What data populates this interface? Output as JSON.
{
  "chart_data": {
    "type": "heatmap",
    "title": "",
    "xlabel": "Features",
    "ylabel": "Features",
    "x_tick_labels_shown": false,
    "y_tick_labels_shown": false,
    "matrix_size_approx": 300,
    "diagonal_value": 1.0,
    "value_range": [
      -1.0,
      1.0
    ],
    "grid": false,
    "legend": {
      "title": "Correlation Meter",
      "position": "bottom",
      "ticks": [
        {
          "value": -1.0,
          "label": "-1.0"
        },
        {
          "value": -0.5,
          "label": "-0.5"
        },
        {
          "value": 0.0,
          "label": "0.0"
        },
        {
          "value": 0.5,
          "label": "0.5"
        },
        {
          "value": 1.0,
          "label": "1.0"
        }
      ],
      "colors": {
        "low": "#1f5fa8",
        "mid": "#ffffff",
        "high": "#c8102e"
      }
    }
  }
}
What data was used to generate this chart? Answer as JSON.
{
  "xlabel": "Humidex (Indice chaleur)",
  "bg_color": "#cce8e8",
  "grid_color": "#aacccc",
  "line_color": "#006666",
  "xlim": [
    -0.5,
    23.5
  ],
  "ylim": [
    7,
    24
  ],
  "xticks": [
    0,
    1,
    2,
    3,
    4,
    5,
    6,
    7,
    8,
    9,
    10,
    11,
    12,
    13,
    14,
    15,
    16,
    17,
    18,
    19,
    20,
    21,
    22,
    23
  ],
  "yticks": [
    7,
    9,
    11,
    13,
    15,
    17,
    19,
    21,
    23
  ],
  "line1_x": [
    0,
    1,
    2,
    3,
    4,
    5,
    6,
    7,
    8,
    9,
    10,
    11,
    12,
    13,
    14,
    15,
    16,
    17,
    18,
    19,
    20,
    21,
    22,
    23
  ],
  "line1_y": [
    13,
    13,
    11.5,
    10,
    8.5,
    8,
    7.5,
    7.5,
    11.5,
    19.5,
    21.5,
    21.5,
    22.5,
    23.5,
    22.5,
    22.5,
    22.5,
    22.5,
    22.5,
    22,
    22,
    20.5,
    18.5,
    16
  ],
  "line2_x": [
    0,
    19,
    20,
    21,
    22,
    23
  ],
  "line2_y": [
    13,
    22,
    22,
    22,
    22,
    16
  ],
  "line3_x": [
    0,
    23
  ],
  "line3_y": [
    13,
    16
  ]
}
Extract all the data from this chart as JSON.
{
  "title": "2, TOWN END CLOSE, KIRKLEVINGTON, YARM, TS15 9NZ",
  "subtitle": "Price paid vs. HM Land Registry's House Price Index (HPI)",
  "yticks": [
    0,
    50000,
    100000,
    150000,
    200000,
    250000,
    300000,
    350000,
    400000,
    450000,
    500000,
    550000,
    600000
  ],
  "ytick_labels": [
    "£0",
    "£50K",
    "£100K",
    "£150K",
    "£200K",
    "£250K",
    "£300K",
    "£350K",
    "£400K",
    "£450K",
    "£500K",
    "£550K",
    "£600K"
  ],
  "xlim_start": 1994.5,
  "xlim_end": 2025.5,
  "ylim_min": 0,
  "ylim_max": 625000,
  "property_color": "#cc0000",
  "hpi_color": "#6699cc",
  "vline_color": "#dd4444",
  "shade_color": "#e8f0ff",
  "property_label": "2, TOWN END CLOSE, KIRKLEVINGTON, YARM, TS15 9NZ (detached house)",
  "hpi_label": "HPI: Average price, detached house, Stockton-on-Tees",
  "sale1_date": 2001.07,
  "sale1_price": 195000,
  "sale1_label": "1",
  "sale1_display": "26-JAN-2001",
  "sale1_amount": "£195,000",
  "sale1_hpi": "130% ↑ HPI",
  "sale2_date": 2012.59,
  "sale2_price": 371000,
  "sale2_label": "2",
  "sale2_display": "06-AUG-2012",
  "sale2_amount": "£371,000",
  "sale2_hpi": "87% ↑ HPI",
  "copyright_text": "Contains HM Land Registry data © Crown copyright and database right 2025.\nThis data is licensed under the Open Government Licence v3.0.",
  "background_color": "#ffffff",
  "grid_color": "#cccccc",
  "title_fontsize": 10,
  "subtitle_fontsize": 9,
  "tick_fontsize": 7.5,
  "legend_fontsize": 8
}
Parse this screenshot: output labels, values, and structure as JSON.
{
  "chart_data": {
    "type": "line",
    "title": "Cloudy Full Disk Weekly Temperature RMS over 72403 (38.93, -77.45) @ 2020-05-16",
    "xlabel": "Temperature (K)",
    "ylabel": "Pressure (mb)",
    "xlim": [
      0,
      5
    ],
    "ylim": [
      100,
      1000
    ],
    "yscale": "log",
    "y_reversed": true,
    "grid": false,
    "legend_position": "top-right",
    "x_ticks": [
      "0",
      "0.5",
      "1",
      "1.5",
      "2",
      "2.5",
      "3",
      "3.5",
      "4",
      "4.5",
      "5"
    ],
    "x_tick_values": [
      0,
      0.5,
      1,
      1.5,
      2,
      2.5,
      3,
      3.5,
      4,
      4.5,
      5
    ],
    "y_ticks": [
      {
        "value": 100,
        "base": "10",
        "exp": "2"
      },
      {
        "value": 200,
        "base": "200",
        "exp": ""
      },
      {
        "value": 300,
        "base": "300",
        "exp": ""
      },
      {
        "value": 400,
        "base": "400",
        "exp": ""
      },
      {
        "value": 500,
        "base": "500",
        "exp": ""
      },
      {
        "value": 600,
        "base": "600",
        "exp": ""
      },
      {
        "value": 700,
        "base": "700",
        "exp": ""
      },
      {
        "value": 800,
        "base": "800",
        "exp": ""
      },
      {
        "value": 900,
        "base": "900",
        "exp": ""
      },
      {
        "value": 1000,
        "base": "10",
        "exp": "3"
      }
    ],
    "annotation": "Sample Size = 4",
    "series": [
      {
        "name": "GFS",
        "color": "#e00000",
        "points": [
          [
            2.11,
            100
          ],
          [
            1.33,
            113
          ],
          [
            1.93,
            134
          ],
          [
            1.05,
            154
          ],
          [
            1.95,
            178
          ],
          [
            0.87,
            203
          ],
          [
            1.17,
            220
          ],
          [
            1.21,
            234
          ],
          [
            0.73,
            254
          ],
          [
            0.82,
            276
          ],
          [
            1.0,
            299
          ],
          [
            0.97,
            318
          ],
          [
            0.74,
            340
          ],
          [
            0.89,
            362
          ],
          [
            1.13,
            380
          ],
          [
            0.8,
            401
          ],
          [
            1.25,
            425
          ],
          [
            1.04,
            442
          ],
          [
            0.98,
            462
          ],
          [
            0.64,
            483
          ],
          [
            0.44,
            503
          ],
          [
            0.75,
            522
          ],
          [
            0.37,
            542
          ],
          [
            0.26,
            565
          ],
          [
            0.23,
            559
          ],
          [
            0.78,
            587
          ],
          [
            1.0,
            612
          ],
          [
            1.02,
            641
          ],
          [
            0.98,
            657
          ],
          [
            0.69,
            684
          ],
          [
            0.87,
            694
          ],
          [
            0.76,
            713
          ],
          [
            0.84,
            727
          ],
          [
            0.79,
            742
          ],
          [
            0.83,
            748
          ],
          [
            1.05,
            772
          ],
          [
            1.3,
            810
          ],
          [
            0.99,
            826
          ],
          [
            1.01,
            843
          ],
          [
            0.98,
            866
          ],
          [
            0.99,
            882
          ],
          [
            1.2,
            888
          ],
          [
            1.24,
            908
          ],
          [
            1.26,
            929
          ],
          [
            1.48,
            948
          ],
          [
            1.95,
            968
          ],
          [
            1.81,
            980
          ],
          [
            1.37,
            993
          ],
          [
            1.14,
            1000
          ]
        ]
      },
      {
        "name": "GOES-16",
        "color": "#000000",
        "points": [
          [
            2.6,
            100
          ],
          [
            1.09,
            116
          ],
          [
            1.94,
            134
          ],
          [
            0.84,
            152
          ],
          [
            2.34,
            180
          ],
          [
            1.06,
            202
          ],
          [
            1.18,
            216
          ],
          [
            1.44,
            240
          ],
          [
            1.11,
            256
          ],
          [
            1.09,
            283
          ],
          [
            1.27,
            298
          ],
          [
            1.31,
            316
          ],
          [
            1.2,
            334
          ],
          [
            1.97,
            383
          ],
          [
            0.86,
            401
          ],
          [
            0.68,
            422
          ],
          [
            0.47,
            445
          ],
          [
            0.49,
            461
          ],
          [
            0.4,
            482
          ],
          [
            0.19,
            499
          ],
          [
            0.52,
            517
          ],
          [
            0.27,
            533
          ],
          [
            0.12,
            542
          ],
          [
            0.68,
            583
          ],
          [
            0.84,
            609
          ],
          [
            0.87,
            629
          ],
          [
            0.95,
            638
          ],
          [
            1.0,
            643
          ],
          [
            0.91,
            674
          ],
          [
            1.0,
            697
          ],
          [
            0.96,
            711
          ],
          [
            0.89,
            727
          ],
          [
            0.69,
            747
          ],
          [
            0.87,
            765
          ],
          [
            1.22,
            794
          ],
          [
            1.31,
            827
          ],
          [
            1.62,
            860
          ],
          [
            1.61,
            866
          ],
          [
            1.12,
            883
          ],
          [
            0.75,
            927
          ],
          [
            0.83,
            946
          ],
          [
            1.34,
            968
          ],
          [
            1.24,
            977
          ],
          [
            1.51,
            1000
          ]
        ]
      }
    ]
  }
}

------------------------

● BRIEF: Select every line in the records above that contains the word "What".

● RESPONSE:
What data populates this interface? Output as JSON.
What data was used to generate this chart? Answer as JSON.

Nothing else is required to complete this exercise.